» Instructions for the task: The listing below must be repeated word for word, with its images excluded.

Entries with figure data
--------

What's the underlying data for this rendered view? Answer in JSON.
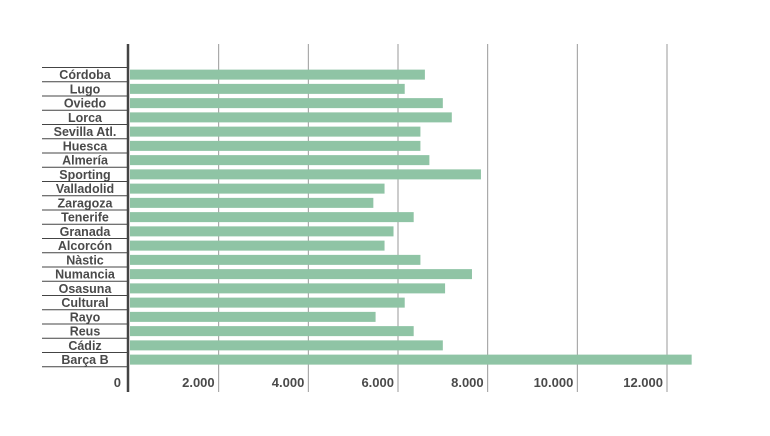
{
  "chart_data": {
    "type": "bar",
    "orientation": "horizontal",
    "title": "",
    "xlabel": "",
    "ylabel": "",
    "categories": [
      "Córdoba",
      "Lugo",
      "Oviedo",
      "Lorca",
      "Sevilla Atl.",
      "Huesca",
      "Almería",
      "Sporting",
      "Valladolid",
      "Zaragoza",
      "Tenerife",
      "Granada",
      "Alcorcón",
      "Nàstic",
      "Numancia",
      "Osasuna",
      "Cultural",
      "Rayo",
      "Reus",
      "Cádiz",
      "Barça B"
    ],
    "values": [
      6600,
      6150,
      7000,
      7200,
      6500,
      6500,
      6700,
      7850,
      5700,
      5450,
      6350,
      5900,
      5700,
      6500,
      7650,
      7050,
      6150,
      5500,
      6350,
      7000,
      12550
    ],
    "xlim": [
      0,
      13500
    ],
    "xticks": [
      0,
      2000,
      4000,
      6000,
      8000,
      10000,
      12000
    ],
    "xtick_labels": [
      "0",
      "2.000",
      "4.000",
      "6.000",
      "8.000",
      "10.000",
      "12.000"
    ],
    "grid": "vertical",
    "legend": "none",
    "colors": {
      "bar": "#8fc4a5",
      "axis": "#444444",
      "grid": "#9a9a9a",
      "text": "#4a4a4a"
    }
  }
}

--------

» Complete answer:
What's the underlying data for this rendered view? Answer in JSON.
{
  "chart_data": {
    "type": "bar",
    "orientation": "horizontal",
    "title": "",
    "xlabel": "",
    "ylabel": "",
    "categories": [
      "Córdoba",
      "Lugo",
      "Oviedo",
      "Lorca",
      "Sevilla Atl.",
      "Huesca",
      "Almería",
      "Sporting",
      "Valladolid",
      "Zaragoza",
      "Tenerife",
      "Granada",
      "Alcorcón",
      "Nàstic",
      "Numancia",
      "Osasuna",
      "Cultural",
      "Rayo",
      "Reus",
      "Cádiz",
      "Barça B"
    ],
    "values": [
      6600,
      6150,
      7000,
      7200,
      6500,
      6500,
      6700,
      7850,
      5700,
      5450,
      6350,
      5900,
      5700,
      6500,
      7650,
      7050,
      6150,
      5500,
      6350,
      7000,
      12550
    ],
    "xlim": [
      0,
      13500
    ],
    "xticks": [
      0,
      2000,
      4000,
      6000,
      8000,
      10000,
      12000
    ],
    "xtick_labels": [
      "0",
      "2.000",
      "4.000",
      "6.000",
      "8.000",
      "10.000",
      "12.000"
    ],
    "grid": "vertical",
    "legend": "none",
    "colors": {
      "bar": "#8fc4a5",
      "axis": "#444444",
      "grid": "#9a9a9a",
      "text": "#4a4a4a"
    }
  }
}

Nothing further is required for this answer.